DATA TO PROCESS —
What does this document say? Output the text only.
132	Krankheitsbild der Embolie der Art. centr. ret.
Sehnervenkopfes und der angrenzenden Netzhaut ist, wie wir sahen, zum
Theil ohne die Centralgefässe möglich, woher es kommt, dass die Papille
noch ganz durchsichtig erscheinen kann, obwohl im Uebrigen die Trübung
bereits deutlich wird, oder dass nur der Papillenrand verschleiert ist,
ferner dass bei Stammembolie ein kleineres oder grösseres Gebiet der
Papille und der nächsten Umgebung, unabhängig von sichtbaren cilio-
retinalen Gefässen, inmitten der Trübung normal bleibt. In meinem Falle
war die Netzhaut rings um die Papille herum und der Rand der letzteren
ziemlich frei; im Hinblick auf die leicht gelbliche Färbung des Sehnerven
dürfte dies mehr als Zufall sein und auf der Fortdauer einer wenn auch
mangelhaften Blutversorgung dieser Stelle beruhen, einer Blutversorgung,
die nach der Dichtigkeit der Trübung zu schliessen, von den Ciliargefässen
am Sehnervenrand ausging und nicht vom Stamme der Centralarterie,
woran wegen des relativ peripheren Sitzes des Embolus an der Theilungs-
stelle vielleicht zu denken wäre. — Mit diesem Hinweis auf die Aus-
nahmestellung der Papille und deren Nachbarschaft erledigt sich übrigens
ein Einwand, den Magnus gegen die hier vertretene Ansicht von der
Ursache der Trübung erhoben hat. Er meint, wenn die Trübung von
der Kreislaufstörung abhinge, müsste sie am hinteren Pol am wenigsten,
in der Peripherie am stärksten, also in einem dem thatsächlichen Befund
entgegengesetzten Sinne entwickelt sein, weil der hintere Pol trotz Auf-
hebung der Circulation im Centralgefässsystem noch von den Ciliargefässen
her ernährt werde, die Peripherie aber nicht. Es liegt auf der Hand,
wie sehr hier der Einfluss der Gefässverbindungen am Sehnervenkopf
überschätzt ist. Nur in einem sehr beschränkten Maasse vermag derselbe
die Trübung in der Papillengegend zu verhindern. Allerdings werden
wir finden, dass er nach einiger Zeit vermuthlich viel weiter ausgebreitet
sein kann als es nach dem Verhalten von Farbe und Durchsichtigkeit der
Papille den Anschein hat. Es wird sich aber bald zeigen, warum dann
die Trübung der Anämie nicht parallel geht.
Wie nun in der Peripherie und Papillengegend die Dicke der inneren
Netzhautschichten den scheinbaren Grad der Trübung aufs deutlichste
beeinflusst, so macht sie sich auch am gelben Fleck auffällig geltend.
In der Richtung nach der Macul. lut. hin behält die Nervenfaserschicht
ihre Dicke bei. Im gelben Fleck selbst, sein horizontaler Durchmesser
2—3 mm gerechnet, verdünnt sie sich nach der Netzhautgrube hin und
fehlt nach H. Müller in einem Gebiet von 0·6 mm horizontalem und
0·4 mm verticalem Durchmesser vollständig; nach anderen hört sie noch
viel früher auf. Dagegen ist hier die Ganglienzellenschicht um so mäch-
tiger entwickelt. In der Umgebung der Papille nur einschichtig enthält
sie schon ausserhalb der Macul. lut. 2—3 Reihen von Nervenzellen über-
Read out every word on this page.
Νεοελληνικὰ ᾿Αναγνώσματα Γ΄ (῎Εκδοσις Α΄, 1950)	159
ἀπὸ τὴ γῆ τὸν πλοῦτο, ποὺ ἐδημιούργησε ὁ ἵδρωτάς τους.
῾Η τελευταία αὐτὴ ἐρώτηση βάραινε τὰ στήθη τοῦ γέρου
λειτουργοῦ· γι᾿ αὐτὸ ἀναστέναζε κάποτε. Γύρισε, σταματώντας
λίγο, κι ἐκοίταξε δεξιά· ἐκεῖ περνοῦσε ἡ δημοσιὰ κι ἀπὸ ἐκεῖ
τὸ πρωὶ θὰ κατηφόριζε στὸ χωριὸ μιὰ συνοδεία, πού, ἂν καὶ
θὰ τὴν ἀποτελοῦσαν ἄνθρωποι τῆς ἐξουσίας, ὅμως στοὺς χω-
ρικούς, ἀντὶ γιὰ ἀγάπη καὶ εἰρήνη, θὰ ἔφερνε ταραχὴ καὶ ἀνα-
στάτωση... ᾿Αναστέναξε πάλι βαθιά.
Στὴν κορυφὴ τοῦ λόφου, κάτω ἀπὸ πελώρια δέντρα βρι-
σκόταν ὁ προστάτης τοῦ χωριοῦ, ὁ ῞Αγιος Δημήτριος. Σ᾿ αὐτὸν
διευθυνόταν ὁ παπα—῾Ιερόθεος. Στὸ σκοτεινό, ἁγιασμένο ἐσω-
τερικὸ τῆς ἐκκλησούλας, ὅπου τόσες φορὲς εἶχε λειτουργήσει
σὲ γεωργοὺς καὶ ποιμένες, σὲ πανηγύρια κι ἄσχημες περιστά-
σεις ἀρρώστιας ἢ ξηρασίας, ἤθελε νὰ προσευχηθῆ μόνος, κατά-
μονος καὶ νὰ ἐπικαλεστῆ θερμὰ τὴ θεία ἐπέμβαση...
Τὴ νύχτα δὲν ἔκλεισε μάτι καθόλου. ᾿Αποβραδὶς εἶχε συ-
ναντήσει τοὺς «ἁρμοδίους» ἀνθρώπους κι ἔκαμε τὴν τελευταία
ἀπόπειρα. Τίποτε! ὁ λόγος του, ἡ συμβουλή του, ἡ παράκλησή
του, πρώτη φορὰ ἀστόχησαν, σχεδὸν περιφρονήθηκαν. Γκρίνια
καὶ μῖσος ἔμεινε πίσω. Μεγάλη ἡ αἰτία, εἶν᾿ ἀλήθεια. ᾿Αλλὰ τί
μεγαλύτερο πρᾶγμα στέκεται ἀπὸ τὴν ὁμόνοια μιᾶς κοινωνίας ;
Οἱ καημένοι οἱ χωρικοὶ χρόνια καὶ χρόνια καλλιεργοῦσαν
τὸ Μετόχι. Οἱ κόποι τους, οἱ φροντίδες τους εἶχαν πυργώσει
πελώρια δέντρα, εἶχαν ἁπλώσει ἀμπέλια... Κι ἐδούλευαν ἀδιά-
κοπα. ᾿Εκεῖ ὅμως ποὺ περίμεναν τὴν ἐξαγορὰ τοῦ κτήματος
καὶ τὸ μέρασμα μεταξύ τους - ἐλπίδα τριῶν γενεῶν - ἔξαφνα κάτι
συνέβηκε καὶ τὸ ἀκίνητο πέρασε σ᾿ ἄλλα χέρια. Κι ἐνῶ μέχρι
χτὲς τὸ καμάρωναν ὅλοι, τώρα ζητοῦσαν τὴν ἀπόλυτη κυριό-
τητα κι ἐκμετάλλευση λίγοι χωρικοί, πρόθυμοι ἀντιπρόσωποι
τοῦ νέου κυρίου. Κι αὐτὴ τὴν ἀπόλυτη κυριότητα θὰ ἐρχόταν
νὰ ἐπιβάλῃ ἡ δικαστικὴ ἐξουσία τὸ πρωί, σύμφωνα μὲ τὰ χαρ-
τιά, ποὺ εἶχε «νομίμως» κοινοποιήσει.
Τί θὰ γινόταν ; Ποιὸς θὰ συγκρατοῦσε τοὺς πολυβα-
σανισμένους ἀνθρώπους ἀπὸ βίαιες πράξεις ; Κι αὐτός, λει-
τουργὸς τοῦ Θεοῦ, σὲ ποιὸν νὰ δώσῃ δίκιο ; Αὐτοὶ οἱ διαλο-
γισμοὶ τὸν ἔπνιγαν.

PROBLEM —
Using the records above, list each line that includes "auch".

REPLY TO THE TASK —
dürfte dies mehr als Zufall sein und auf der Fortdauer einer wenn auch
beeinflusst, so macht sie sich auch am gelben Fleck auffällig geltend.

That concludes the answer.